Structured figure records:
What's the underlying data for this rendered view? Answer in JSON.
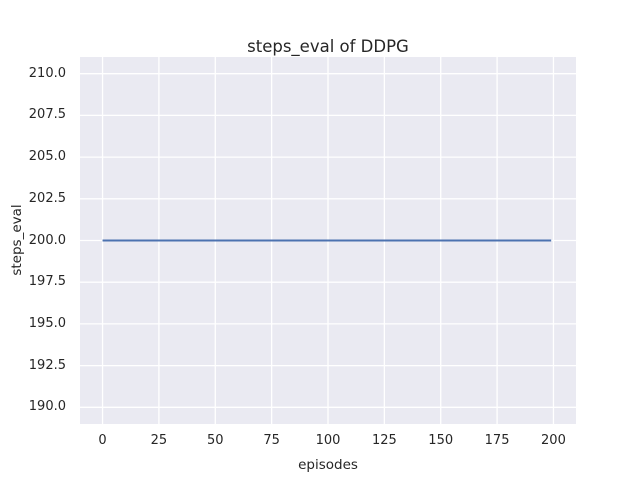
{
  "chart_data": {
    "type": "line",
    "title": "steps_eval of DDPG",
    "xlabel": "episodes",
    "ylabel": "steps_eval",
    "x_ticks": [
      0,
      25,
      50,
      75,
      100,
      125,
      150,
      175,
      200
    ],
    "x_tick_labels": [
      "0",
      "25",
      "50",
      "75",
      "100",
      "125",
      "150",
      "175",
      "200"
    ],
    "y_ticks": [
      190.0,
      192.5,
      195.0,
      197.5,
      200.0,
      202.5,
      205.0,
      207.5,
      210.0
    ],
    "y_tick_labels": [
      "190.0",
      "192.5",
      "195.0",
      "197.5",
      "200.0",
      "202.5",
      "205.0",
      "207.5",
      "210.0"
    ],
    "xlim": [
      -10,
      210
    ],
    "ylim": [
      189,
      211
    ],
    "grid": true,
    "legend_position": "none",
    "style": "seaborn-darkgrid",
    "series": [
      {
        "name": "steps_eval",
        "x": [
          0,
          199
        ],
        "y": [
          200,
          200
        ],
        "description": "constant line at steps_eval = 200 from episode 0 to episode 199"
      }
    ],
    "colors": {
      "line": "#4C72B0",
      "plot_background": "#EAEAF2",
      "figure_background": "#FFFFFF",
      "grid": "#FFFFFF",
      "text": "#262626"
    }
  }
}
* * *
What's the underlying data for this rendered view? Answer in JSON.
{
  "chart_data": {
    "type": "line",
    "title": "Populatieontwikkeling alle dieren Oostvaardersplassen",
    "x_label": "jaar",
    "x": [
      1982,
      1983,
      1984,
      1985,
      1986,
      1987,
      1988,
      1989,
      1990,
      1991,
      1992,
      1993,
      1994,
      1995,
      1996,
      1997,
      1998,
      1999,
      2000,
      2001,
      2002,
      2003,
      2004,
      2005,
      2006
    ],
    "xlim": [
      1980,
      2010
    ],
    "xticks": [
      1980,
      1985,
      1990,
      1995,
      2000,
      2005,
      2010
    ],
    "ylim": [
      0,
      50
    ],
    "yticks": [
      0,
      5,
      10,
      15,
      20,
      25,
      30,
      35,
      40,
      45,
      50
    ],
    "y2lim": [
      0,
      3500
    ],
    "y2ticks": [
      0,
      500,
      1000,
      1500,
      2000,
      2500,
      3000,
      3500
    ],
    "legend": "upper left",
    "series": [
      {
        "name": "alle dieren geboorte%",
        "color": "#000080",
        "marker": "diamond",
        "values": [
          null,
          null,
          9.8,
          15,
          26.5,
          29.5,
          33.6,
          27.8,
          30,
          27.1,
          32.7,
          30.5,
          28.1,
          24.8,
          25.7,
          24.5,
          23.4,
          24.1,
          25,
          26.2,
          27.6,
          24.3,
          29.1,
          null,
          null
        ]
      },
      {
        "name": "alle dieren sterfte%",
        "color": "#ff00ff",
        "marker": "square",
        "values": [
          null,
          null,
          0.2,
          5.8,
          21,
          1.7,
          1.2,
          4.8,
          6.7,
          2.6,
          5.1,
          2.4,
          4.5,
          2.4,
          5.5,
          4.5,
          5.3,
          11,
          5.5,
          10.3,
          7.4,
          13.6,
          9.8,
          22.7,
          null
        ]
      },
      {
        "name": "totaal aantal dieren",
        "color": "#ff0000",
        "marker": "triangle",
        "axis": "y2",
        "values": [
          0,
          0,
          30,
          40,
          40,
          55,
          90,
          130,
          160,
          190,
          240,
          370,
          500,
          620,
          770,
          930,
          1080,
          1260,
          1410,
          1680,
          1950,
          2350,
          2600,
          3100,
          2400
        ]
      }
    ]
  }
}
---
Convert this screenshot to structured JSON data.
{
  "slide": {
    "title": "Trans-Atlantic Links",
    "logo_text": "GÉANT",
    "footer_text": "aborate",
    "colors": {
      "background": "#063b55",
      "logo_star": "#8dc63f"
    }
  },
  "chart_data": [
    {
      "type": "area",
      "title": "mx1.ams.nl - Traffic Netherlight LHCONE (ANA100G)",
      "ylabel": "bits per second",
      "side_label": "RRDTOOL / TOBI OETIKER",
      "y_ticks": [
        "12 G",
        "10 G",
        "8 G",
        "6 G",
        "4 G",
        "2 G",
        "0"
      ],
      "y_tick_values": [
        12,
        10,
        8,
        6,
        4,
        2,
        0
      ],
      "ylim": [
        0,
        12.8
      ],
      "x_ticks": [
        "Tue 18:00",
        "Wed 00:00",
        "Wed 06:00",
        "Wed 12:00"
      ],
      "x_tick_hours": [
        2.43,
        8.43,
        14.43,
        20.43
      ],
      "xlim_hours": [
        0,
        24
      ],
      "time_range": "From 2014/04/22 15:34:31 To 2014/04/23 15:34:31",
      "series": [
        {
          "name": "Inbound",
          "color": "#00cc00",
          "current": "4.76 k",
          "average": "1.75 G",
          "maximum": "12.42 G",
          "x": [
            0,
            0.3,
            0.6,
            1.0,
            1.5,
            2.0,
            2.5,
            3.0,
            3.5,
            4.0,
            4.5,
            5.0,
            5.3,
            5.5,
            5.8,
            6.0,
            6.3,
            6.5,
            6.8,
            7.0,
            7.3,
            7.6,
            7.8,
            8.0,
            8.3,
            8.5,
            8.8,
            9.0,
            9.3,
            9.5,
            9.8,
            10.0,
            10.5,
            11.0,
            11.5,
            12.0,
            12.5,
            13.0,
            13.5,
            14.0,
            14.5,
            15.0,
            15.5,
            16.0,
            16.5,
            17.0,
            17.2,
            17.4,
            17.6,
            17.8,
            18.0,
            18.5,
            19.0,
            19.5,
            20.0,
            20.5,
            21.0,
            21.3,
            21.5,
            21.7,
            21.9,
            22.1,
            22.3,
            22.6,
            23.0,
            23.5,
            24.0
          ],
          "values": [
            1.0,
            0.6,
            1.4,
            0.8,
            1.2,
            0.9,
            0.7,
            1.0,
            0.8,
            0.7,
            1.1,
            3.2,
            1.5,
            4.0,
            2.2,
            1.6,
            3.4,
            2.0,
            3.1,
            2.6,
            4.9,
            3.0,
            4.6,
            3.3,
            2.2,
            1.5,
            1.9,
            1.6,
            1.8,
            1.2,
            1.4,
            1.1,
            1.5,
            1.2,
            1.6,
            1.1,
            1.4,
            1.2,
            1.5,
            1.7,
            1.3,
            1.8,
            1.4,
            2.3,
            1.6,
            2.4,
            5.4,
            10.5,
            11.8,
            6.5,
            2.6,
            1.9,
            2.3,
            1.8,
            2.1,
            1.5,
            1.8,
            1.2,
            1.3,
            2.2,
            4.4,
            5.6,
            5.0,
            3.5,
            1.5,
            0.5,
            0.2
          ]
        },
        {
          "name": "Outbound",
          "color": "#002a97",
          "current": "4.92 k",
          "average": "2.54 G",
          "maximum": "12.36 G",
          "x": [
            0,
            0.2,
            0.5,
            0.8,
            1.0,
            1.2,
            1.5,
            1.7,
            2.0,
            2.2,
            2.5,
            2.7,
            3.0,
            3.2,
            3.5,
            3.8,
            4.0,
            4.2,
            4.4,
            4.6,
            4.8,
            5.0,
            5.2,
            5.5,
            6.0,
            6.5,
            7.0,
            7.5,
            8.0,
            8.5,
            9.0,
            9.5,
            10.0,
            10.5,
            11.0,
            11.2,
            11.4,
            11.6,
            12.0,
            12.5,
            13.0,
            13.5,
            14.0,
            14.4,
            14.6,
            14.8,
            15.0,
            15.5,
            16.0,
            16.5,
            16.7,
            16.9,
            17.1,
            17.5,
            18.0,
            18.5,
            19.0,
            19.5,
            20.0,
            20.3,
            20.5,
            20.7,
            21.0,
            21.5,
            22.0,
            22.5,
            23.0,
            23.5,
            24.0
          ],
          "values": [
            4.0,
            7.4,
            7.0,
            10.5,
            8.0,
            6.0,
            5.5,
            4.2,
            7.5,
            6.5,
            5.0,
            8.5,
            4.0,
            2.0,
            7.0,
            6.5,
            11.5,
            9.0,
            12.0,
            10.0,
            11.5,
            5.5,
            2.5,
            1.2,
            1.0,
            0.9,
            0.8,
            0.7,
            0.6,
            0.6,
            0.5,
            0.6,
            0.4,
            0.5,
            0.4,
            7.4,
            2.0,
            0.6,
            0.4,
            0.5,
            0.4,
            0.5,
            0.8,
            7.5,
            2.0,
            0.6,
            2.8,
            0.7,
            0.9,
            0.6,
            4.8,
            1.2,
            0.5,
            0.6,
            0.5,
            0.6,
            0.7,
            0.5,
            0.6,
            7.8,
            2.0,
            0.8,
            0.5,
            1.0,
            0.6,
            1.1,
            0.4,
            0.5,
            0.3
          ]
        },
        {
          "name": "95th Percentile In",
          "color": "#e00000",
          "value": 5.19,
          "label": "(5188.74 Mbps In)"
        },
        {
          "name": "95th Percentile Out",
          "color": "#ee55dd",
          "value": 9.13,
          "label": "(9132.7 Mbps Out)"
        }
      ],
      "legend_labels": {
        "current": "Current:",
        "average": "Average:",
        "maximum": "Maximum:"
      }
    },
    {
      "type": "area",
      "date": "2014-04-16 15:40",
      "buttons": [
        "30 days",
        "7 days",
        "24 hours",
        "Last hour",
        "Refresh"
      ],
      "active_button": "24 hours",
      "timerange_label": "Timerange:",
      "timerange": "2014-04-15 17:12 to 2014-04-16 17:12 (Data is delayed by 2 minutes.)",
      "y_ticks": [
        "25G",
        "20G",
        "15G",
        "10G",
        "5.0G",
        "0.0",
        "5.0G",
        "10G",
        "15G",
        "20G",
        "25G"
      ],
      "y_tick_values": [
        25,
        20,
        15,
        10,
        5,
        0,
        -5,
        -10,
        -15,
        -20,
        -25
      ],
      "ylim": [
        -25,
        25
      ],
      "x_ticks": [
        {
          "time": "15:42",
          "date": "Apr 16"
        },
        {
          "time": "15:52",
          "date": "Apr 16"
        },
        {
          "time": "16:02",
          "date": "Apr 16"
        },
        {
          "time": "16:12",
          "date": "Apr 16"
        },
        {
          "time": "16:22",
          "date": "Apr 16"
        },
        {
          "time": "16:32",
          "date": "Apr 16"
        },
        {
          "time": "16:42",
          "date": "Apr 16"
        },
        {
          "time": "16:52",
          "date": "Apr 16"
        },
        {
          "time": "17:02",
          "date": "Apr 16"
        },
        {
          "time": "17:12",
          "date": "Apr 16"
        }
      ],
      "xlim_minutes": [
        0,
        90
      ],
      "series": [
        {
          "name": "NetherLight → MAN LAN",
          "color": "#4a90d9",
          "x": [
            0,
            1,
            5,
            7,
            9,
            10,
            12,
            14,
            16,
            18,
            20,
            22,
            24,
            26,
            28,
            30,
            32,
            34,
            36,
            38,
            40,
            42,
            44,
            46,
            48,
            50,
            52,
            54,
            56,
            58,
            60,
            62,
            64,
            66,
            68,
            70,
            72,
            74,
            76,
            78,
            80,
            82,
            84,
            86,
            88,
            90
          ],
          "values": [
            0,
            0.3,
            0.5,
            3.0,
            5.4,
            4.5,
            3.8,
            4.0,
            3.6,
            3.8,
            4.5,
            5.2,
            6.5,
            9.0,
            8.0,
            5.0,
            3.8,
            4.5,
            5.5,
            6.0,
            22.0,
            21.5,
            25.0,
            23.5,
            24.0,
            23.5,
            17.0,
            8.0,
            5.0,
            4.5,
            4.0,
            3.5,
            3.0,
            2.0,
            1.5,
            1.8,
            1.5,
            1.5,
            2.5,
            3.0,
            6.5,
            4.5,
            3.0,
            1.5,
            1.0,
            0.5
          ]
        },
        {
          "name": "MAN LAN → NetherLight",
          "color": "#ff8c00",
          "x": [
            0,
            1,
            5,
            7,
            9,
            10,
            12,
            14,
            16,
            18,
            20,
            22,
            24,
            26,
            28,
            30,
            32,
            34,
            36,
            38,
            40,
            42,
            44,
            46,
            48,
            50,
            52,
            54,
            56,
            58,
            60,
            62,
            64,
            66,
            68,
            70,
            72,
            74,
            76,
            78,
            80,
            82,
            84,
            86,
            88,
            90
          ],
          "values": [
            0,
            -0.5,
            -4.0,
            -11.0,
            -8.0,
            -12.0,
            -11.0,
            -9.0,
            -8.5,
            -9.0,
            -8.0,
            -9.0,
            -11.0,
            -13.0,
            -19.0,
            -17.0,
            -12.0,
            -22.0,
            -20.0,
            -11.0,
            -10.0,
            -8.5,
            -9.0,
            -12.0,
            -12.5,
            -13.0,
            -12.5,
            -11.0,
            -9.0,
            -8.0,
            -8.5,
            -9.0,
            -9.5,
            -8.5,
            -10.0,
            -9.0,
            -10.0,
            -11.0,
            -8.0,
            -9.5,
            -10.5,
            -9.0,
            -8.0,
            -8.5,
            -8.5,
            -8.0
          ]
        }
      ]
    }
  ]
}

Problem description:
Determine how many lines contain the word "average" and reply with that number alone.

Result of this task:
3